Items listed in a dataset
=====

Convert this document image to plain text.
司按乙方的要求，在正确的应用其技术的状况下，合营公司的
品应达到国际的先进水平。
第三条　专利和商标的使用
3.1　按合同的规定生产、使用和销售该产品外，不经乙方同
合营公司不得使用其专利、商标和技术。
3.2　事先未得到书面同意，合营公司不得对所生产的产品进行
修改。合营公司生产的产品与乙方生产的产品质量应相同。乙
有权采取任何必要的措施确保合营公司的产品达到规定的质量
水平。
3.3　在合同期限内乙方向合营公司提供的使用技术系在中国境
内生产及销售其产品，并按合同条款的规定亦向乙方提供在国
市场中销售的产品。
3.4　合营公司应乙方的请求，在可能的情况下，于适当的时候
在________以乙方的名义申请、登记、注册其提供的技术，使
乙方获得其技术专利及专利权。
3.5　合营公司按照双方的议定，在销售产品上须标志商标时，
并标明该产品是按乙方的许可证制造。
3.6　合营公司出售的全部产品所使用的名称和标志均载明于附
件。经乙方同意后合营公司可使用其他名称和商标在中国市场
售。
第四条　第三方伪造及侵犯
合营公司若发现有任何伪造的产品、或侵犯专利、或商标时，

=====

• [What to work on]:
Extract the listing in its entirety and repeat it exactly.

• [Result of the task]:
Convert this document image to plain text.
司按乙方的要求，在正确的应用其技术的状况下，合营公司的
品应达到国际的先进水平。
第三条　专利和商标的使用
3.1　按合同的规定生产、使用和销售该产品外，不经乙方同
合营公司不得使用其专利、商标和技术。
3.2　事先未得到书面同意，合营公司不得对所生产的产品进行
修改。合营公司生产的产品与乙方生产的产品质量应相同。乙
有权采取任何必要的措施确保合营公司的产品达到规定的质量
水平。
3.3　在合同期限内乙方向合营公司提供的使用技术系在中国境
内生产及销售其产品，并按合同条款的规定亦向乙方提供在国
市场中销售的产品。
3.4　合营公司应乙方的请求，在可能的情况下，于适当的时候
在________以乙方的名义申请、登记、注册其提供的技术，使
乙方获得其技术专利及专利权。
3.5　合营公司按照双方的议定，在销售产品上须标志商标时，
并标明该产品是按乙方的许可证制造。
3.6　合营公司出售的全部产品所使用的名称和标志均载明于附
件。经乙方同意后合营公司可使用其他名称和商标在中国市场
售。
第四条　第三方伪造及侵犯
合营公司若发现有任何伪造的产品、或侵犯专利、或商标时，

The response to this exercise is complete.